Stored items:

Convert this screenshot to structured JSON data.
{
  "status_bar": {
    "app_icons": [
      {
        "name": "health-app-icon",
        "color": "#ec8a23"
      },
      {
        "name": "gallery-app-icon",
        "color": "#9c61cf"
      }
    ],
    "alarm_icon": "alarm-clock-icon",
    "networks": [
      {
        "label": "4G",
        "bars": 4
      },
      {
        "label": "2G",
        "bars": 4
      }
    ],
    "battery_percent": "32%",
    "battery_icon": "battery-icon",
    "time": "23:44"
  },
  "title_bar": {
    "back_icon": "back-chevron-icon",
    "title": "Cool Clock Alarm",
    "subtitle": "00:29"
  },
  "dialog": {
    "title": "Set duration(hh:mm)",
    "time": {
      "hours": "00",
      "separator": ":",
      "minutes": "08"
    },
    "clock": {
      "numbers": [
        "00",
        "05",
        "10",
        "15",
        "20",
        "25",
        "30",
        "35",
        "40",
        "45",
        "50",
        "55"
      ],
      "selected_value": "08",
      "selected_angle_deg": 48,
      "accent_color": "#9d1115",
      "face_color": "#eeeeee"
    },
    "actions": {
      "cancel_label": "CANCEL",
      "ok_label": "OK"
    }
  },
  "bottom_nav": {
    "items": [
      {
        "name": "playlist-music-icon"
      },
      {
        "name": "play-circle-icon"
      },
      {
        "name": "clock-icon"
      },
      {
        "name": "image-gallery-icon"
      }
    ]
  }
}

PROBLEM REQUIREMENTS: Please reproduce each record precisely as written.

EXPECTED ANSWER:
Convert this screenshot to structured JSON data.
{
  "status_bar": {
    "app_icons": [
      {
        "name": "health-app-icon",
        "color": "#ec8a23"
      },
      {
        "name": "gallery-app-icon",
        "color": "#9c61cf"
      }
    ],
    "alarm_icon": "alarm-clock-icon",
    "networks": [
      {
        "label": "4G",
        "bars": 4
      },
      {
        "label": "2G",
        "bars": 4
      }
    ],
    "battery_percent": "32%",
    "battery_icon": "battery-icon",
    "time": "23:44"
  },
  "title_bar": {
    "back_icon": "back-chevron-icon",
    "title": "Cool Clock Alarm",
    "subtitle": "00:29"
  },
  "dialog": {
    "title": "Set duration(hh:mm)",
    "time": {
      "hours": "00",
      "separator": ":",
      "minutes": "08"
    },
    "clock": {
      "numbers": [
        "00",
        "05",
        "10",
        "15",
        "20",
        "25",
        "30",
        "35",
        "40",
        "45",
        "50",
        "55"
      ],
      "selected_value": "08",
      "selected_angle_deg": 48,
      "accent_color": "#9d1115",
      "face_color": "#eeeeee"
    },
    "actions": {
      "cancel_label": "CANCEL",
      "ok_label": "OK"
    }
  },
  "bottom_nav": {
    "items": [
      {
        "name": "playlist-music-icon"
      },
      {
        "name": "play-circle-icon"
      },
      {
        "name": "clock-icon"
      },
      {
        "name": "image-gallery-icon"
      }
    ]
  }
}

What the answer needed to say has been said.